═════ Records for this exercise

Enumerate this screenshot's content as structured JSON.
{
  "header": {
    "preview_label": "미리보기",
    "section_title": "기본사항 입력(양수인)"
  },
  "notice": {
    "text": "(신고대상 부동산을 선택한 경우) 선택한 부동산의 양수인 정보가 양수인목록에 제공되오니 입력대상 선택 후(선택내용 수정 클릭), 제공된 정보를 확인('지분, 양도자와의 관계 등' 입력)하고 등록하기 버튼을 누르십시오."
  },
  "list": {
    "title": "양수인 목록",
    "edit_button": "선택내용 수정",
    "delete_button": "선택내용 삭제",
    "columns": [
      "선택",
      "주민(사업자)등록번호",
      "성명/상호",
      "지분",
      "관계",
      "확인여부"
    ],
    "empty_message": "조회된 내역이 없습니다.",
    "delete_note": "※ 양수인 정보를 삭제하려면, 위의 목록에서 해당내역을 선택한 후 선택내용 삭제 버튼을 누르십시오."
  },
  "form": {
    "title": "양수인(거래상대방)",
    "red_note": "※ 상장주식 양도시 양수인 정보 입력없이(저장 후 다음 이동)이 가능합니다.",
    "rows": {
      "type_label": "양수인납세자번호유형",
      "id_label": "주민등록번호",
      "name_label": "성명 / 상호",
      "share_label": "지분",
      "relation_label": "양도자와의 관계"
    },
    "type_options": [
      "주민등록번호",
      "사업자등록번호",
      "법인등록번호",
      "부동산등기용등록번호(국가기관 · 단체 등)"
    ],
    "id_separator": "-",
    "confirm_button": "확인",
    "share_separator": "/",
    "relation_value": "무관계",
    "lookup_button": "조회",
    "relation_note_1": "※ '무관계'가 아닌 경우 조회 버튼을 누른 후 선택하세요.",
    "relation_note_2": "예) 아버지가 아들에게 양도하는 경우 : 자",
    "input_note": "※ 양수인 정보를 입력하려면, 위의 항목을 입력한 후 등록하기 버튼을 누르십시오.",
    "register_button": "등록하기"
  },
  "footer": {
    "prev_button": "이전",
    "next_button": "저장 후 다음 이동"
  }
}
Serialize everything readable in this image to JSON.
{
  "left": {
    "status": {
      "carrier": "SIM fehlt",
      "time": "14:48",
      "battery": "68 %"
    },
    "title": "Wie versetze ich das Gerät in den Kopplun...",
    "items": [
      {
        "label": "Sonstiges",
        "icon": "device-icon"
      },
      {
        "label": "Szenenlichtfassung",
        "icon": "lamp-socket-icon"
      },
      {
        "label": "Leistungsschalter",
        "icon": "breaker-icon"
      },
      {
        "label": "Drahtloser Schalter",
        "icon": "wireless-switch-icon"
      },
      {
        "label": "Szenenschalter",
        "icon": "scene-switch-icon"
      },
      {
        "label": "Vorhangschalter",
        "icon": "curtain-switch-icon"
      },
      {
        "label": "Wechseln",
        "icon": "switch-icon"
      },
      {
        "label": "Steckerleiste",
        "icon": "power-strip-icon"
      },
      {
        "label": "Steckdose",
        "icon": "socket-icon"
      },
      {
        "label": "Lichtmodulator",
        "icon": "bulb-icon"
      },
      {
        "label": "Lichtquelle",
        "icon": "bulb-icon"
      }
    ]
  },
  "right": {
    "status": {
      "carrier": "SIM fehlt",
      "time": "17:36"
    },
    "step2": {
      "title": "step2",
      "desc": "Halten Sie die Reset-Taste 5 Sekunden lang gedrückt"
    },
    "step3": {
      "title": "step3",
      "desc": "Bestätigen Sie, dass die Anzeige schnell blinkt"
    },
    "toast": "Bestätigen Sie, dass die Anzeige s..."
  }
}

══════════

Only the number is wanted: how many lines of the material contain the word "선택내용"?

The completed task: 4